'''

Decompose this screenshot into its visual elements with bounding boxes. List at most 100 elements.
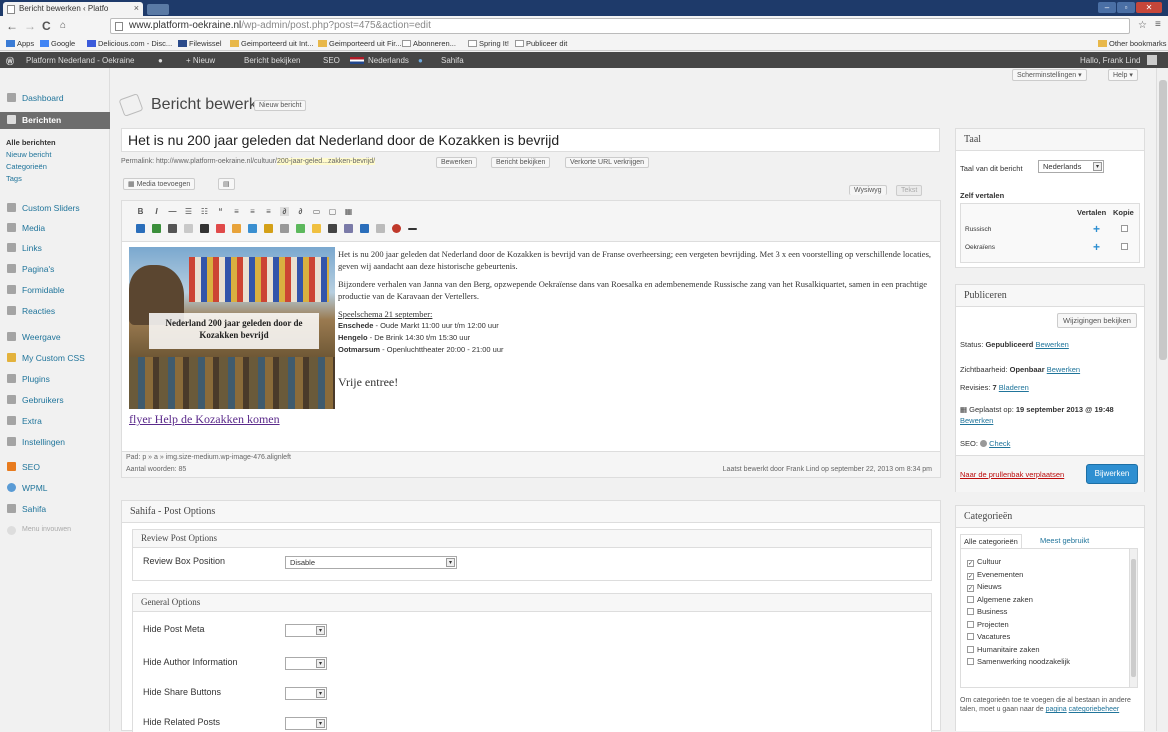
back-icon[interactable]: ← <box>6 19 18 33</box>
tab-text[interactable]: Tekst <box>896 185 923 196</box>
user-greeting[interactable]: Hallo, Frank Lind <box>1080 56 1140 65</box>
editor-content[interactable]: Nederland 200 jaar geleden door de Kozak… <box>121 242 941 452</box>
justify-icon[interactable] <box>184 224 193 233</box>
category-checkbox[interactable] <box>967 608 974 615</box>
menu-formidable[interactable]: Formidable <box>0 282 110 298</box>
add-media-button[interactable]: ▦ Media toevoegen <box>123 178 196 190</box>
category-item[interactable]: Humanitaire zaken <box>967 645 1070 658</box>
category-checkbox[interactable]: ✓ <box>967 585 974 592</box>
bullet-list-icon[interactable]: ☰ <box>184 207 193 216</box>
scrollbar-thumb[interactable] <box>1159 80 1167 360</box>
wordpress-logo-icon[interactable]: Ⓦ <box>6 56 14 67</box>
bookmark-delicious[interactable]: Delicious.com - Disc... <box>87 39 172 48</box>
menu-extra[interactable]: Extra <box>0 413 110 429</box>
home-icon[interactable]: ⌂ <box>60 20 66 31</box>
bookmark-publiceer[interactable]: Publiceer dit <box>515 39 567 48</box>
menu-sahifa[interactable]: Sahifa <box>0 501 110 517</box>
browse-revisions-link[interactable]: Bladeren <box>999 383 1029 392</box>
kozakken-image[interactable]: Nederland 200 jaar geleden door de Kozak… <box>129 247 335 409</box>
category-scrollbar[interactable] <box>1129 549 1137 687</box>
help-icon[interactable]: ● <box>418 56 423 65</box>
category-item[interactable]: Vacatures <box>967 632 1070 645</box>
table-icon[interactable] <box>152 224 161 233</box>
submenu-new-post[interactable]: Nieuw bericht <box>6 150 51 159</box>
menu-custom-sliders[interactable]: Custom Sliders <box>0 200 110 216</box>
language-switcher[interactable]: Nederlands <box>368 56 409 65</box>
italic-icon[interactable]: I <box>152 207 161 216</box>
check-icon[interactable] <box>296 224 305 233</box>
minimize-icon[interactable]: – <box>1098 2 1116 13</box>
hide-author-select[interactable]: ▾ <box>285 657 327 670</box>
language-select[interactable]: Nederlands ▾ <box>1038 160 1104 173</box>
bookmark-spring[interactable]: Spring It! <box>468 39 509 48</box>
sahifa-link[interactable]: Sahifa <box>441 56 464 65</box>
menu-dashboard[interactable]: Dashboard <box>0 90 110 106</box>
menu-plugins[interactable]: Plugins <box>0 371 110 387</box>
site-name-link[interactable]: Platform Nederland - Oekraine <box>26 56 135 65</box>
url-input[interactable]: www.platform-oekraine.nl/wp-admin/post.p… <box>110 18 1130 34</box>
form-icon[interactable]: ▤ <box>218 178 235 190</box>
other-bookmarks[interactable]: Other bookmarks <box>1098 39 1167 48</box>
clear-format-icon[interactable] <box>248 224 257 233</box>
bookmark-google[interactable]: Google <box>40 39 75 48</box>
bookmark-folder[interactable]: Geimporteerd uit Fir... <box>318 39 402 48</box>
menu-comments[interactable]: Reacties <box>0 303 110 319</box>
tooltip-icon[interactable] <box>376 224 385 233</box>
close-window-icon[interactable]: ✕ <box>1136 2 1162 13</box>
view-post-button[interactable]: Bericht bekijken <box>491 157 551 168</box>
blockquote-icon[interactable]: “ <box>216 207 225 216</box>
video-icon[interactable] <box>344 224 353 233</box>
menu-seo[interactable]: SEO <box>0 459 110 475</box>
submenu-categories[interactable]: Categorieën <box>6 162 47 171</box>
edit-status-link[interactable]: Bewerken <box>1035 340 1068 349</box>
edit-permalink-button[interactable]: Bewerken <box>436 157 478 168</box>
bookmark-abonneren[interactable]: Abonneren... <box>402 39 456 48</box>
short-url-button[interactable]: Verkorte URL verkrijgen <box>565 157 650 168</box>
paste-text-icon[interactable] <box>216 224 225 233</box>
tab-popular-categories[interactable]: Meest gebruikt <box>1040 536 1089 545</box>
tab-all-categories[interactable]: Alle categorieën <box>960 534 1022 548</box>
category-item[interactable]: Business <box>967 607 1070 620</box>
more-icon[interactable]: ▭ <box>312 207 321 216</box>
category-item[interactable]: Algemene zaken <box>967 595 1070 608</box>
new-content-link[interactable]: + Nieuw <box>186 56 215 65</box>
new-post-button[interactable]: Nieuw bericht <box>254 100 307 111</box>
category-checkbox[interactable] <box>967 633 974 640</box>
category-page-link[interactable]: pagina <box>1046 706 1067 713</box>
update-button[interactable]: Bijwerken <box>1086 464 1138 484</box>
hide-post-meta-select[interactable]: ▾ <box>285 624 327 637</box>
category-item[interactable]: ✓ Evenementen <box>967 570 1070 583</box>
trash-link[interactable]: Naar de prullenbak verplaatsen <box>960 470 1064 479</box>
menu-appearance[interactable]: Weergave <box>0 329 110 345</box>
menu-settings[interactable]: Instellingen <box>0 434 110 450</box>
strikethrough-icon[interactable]: — <box>168 207 177 216</box>
align-center-icon[interactable]: ≡ <box>248 207 257 216</box>
edit-date-link[interactable]: Bewerken <box>960 416 993 425</box>
review-box-select[interactable]: Disable ▾ <box>285 556 457 569</box>
submenu-all-posts[interactable]: Alle berichten <box>6 138 56 147</box>
format-icon[interactable] <box>136 224 145 233</box>
paste-word-icon[interactable] <box>232 224 241 233</box>
post-title-input[interactable]: Het is nu 200 jaar geleden dat Nederland… <box>121 128 940 152</box>
hide-share-select[interactable]: ▾ <box>285 687 327 700</box>
box-icon[interactable] <box>328 224 337 233</box>
browser-tab[interactable]: Bericht bewerken ‹ Platfo × <box>3 2 143 16</box>
outdent-icon[interactable] <box>280 224 289 233</box>
seo-link[interactable]: SEO <box>323 56 340 65</box>
color-icon[interactable] <box>200 224 209 233</box>
menu-berichten[interactable]: Berichten <box>0 112 110 129</box>
menu-custom-css[interactable]: My Custom CSS <box>0 350 110 366</box>
forward-icon[interactable]: → <box>24 19 36 33</box>
view-post-link[interactable]: Bericht bekijken <box>244 56 300 65</box>
page-scrollbar[interactable] <box>1156 68 1168 731</box>
menu-users[interactable]: Gebruikers <box>0 392 110 408</box>
category-checkbox[interactable] <box>967 595 974 603</box>
category-item[interactable]: ✓ Cultuur <box>967 557 1070 570</box>
seo-check-link[interactable]: Check <box>989 439 1010 448</box>
menu-wpml[interactable]: WPML <box>0 480 110 496</box>
close-tab-icon[interactable]: × <box>134 3 139 13</box>
hide-related-select[interactable]: ▾ <box>285 717 327 730</box>
avatar[interactable] <box>1147 55 1157 65</box>
menu-icon[interactable]: ≡ <box>1155 19 1161 30</box>
category-checkbox[interactable]: ✓ <box>967 560 974 567</box>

'''

■ **What is expected**: Copy every row above word for word, leaving out the pictures.

■ **Result below**:
Decompose this screenshot into its visual elements with bounding boxes. List at most 100 elements.
back-icon[interactable]: ← <box>6 19 18 33</box>
tab-text[interactable]: Tekst <box>896 185 923 196</box>
user-greeting[interactable]: Hallo, Frank Lind <box>1080 56 1140 65</box>
editor-content[interactable]: Nederland 200 jaar geleden door de Kozak… <box>121 242 941 452</box>
justify-icon[interactable] <box>184 224 193 233</box>
category-checkbox[interactable] <box>967 608 974 615</box>
menu-formidable[interactable]: Formidable <box>0 282 110 298</box>
add-media-button[interactable]: ▦ Media toevoegen <box>123 178 196 190</box>
category-item[interactable]: Humanitaire zaken <box>967 645 1070 658</box>
category-checkbox[interactable]: ✓ <box>967 585 974 592</box>
bullet-list-icon[interactable]: ☰ <box>184 207 193 216</box>
scrollbar-thumb[interactable] <box>1159 80 1167 360</box>
wordpress-logo-icon[interactable]: Ⓦ <box>6 56 14 67</box>
bookmark-delicious[interactable]: Delicious.com - Disc... <box>87 39 172 48</box>
menu-extra[interactable]: Extra <box>0 413 110 429</box>
home-icon[interactable]: ⌂ <box>60 20 66 31</box>
bookmark-publiceer[interactable]: Publiceer dit <box>515 39 567 48</box>
menu-sahifa[interactable]: Sahifa <box>0 501 110 517</box>
browse-revisions-link[interactable]: Bladeren <box>999 383 1029 392</box>
kozakken-image[interactable]: Nederland 200 jaar geleden door de Kozak… <box>129 247 335 409</box>
category-scrollbar[interactable] <box>1129 549 1137 687</box>
help-icon[interactable]: ● <box>418 56 423 65</box>
category-item[interactable]: Vacatures <box>967 632 1070 645</box>
table-icon[interactable] <box>152 224 161 233</box>
submenu-new-post[interactable]: Nieuw bericht <box>6 150 51 159</box>
menu-custom-sliders[interactable]: Custom Sliders <box>0 200 110 216</box>
language-switcher[interactable]: Nederlands <box>368 56 409 65</box>
italic-icon[interactable]: I <box>152 207 161 216</box>
check-icon[interactable] <box>296 224 305 233</box>
minimize-icon[interactable]: – <box>1098 2 1116 13</box>
hide-author-select[interactable]: ▾ <box>285 657 327 670</box>
language-select[interactable]: Nederlands ▾ <box>1038 160 1104 173</box>
bookmark-spring[interactable]: Spring It! <box>468 39 509 48</box>
sahifa-link[interactable]: Sahifa <box>441 56 464 65</box>
menu-dashboard[interactable]: Dashboard <box>0 90 110 106</box>
menu-plugins[interactable]: Plugins <box>0 371 110 387</box>
site-name-link[interactable]: Platform Nederland - Oekraine <box>26 56 135 65</box>
url-input[interactable]: www.platform-oekraine.nl/wp-admin/post.p… <box>110 18 1130 34</box>
form-icon[interactable]: ▤ <box>218 178 235 190</box>
other-bookmarks[interactable]: Other bookmarks <box>1098 39 1167 48</box>
clear-format-icon[interactable] <box>248 224 257 233</box>
bookmark-google[interactable]: Google <box>40 39 75 48</box>
bookmark-folder[interactable]: Geimporteerd uit Fir... <box>318 39 402 48</box>
menu-comments[interactable]: Reacties <box>0 303 110 319</box>
tooltip-icon[interactable] <box>376 224 385 233</box>
close-window-icon[interactable]: ✕ <box>1136 2 1162 13</box>
view-post-button[interactable]: Bericht bekijken <box>491 157 551 168</box>
blockquote-icon[interactable]: “ <box>216 207 225 216</box>
video-icon[interactable] <box>344 224 353 233</box>
menu-seo[interactable]: SEO <box>0 459 110 475</box>
submenu-categories[interactable]: Categorieën <box>6 162 47 171</box>
edit-status-link[interactable]: Bewerken <box>1035 340 1068 349</box>
edit-permalink-button[interactable]: Bewerken <box>436 157 478 168</box>
bookmark-abonneren[interactable]: Abonneren... <box>402 39 456 48</box>
short-url-button[interactable]: Verkorte URL verkrijgen <box>565 157 650 168</box>
paste-text-icon[interactable] <box>216 224 225 233</box>
tab-popular-categories[interactable]: Meest gebruikt <box>1040 536 1089 545</box>
tab-all-categories[interactable]: Alle categorieën <box>960 534 1022 548</box>
category-item[interactable]: Business <box>967 607 1070 620</box>
more-icon[interactable]: ▭ <box>312 207 321 216</box>
category-item[interactable]: Algemene zaken <box>967 595 1070 608</box>
new-content-link[interactable]: + Nieuw <box>186 56 215 65</box>
new-post-button[interactable]: Nieuw bericht <box>254 100 307 111</box>
category-checkbox[interactable] <box>967 633 974 640</box>
category-page-link[interactable]: pagina <box>1046 706 1067 713</box>
update-button[interactable]: Bijwerken <box>1086 464 1138 484</box>
hide-post-meta-select[interactable]: ▾ <box>285 624 327 637</box>
category-item[interactable]: ✓ Evenementen <box>967 570 1070 583</box>
trash-link[interactable]: Naar de prullenbak verplaatsen <box>960 470 1064 479</box>
menu-appearance[interactable]: Weergave <box>0 329 110 345</box>
menu-settings[interactable]: Instellingen <box>0 434 110 450</box>
strikethrough-icon[interactable]: — <box>168 207 177 216</box>
align-center-icon[interactable]: ≡ <box>248 207 257 216</box>
edit-date-link[interactable]: Bewerken <box>960 416 993 425</box>
review-box-select[interactable]: Disable ▾ <box>285 556 457 569</box>
submenu-all-posts[interactable]: Alle berichten <box>6 138 56 147</box>
format-icon[interactable] <box>136 224 145 233</box>
paste-word-icon[interactable] <box>232 224 241 233</box>
post-title-input[interactable]: Het is nu 200 jaar geleden dat Nederland… <box>121 128 940 152</box>
hide-share-select[interactable]: ▾ <box>285 687 327 700</box>
box-icon[interactable] <box>328 224 337 233</box>
browser-tab[interactable]: Bericht bewerken ‹ Platfo × <box>3 2 143 16</box>
outdent-icon[interactable] <box>280 224 289 233</box>
seo-link[interactable]: SEO <box>323 56 340 65</box>
color-icon[interactable] <box>200 224 209 233</box>
menu-berichten[interactable]: Berichten <box>0 112 110 129</box>
menu-custom-css[interactable]: My Custom CSS <box>0 350 110 366</box>
forward-icon[interactable]: → <box>24 19 36 33</box>
view-post-link[interactable]: Bericht bekijken <box>244 56 300 65</box>
page-scrollbar[interactable] <box>1156 68 1168 731</box>
menu-users[interactable]: Gebruikers <box>0 392 110 408</box>
category-checkbox[interactable] <box>967 595 974 603</box>
category-item[interactable]: ✓ Cultuur <box>967 557 1070 570</box>
seo-check-link[interactable]: Check <box>989 439 1010 448</box>
menu-wpml[interactable]: WPML <box>0 480 110 496</box>
close-tab-icon[interactable]: × <box>134 3 139 13</box>
hide-related-select[interactable]: ▾ <box>285 717 327 730</box>
avatar[interactable] <box>1147 55 1157 65</box>
menu-icon[interactable]: ≡ <box>1155 19 1161 30</box>
category-checkbox[interactable]: ✓ <box>967 560 974 567</box>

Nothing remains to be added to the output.